* **Requirements**
Print the data exactly as it is given, please.

(Dataset entries)
--------------------------------

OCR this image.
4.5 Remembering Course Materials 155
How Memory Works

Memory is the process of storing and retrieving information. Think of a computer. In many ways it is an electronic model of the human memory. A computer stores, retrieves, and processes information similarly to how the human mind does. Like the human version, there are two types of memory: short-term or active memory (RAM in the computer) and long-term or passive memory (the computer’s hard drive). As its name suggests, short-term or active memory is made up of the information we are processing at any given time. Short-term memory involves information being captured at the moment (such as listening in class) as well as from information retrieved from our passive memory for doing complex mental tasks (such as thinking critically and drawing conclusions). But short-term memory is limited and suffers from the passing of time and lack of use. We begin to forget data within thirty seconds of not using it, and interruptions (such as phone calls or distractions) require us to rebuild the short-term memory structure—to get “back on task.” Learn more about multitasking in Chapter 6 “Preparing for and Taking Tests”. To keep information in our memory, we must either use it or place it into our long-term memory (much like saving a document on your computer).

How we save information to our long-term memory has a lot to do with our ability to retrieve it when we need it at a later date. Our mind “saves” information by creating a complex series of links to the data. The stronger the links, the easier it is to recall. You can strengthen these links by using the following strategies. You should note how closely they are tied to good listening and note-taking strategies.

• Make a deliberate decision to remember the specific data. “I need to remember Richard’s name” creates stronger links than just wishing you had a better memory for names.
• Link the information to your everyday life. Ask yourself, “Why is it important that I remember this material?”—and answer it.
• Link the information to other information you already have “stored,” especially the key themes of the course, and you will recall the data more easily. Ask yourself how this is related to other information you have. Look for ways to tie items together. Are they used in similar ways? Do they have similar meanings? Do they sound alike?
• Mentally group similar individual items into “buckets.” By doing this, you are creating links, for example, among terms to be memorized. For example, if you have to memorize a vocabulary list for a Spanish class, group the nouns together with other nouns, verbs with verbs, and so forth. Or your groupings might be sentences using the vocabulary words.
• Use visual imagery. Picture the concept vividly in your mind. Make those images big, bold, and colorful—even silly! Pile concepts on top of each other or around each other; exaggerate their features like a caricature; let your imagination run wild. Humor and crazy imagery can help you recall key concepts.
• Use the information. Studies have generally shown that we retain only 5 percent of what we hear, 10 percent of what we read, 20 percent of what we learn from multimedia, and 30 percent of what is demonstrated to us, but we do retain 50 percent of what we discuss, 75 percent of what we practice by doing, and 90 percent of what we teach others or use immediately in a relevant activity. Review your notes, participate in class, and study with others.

--------------------------------

* **Expected answer**
OCR this image.
4.5 Remembering Course Materials 155
How Memory Works

Memory is the process of storing and retrieving information. Think of a computer. In many ways it is an electronic model of the human memory. A computer stores, retrieves, and processes information similarly to how the human mind does. Like the human version, there are two types of memory: short-term or active memory (RAM in the computer) and long-term or passive memory (the computer’s hard drive). As its name suggests, short-term or active memory is made up of the information we are processing at any given time. Short-term memory involves information being captured at the moment (such as listening in class) as well as from information retrieved from our passive memory for doing complex mental tasks (such as thinking critically and drawing conclusions). But short-term memory is limited and suffers from the passing of time and lack of use. We begin to forget data within thirty seconds of not using it, and interruptions (such as phone calls or distractions) require us to rebuild the short-term memory structure—to get “back on task.” Learn more about multitasking in Chapter 6 “Preparing for and Taking Tests”. To keep information in our memory, we must either use it or place it into our long-term memory (much like saving a document on your computer).

How we save information to our long-term memory has a lot to do with our ability to retrieve it when we need it at a later date. Our mind “saves” information by creating a complex series of links to the data. The stronger the links, the easier it is to recall. You can strengthen these links by using the following strategies. You should note how closely they are tied to good listening and note-taking strategies.

• Make a deliberate decision to remember the specific data. “I need to remember Richard’s name” creates stronger links than just wishing you had a better memory for names.
• Link the information to your everyday life. Ask yourself, “Why is it important that I remember this material?”—and answer it.
• Link the information to other information you already have “stored,” especially the key themes of the course, and you will recall the data more easily. Ask yourself how this is related to other information you have. Look for ways to tie items together. Are they used in similar ways? Do they have similar meanings? Do they sound alike?
• Mentally group similar individual items into “buckets.” By doing this, you are creating links, for example, among terms to be memorized. For example, if you have to memorize a vocabulary list for a Spanish class, group the nouns together with other nouns, verbs with verbs, and so forth. Or your groupings might be sentences using the vocabulary words.
• Use visual imagery. Picture the concept vividly in your mind. Make those images big, bold, and colorful—even silly! Pile concepts on top of each other or around each other; exaggerate their features like a caricature; let your imagination run wild. Humor and crazy imagery can help you recall key concepts.
• Use the information. Studies have generally shown that we retain only 5 percent of what we hear, 10 percent of what we read, 20 percent of what we learn from multimedia, and 30 percent of what is demonstrated to us, but we do retain 50 percent of what we discuss, 75 percent of what we practice by doing, and 90 percent of what we teach others or use immediately in a relevant activity. Review your notes, participate in class, and study with others.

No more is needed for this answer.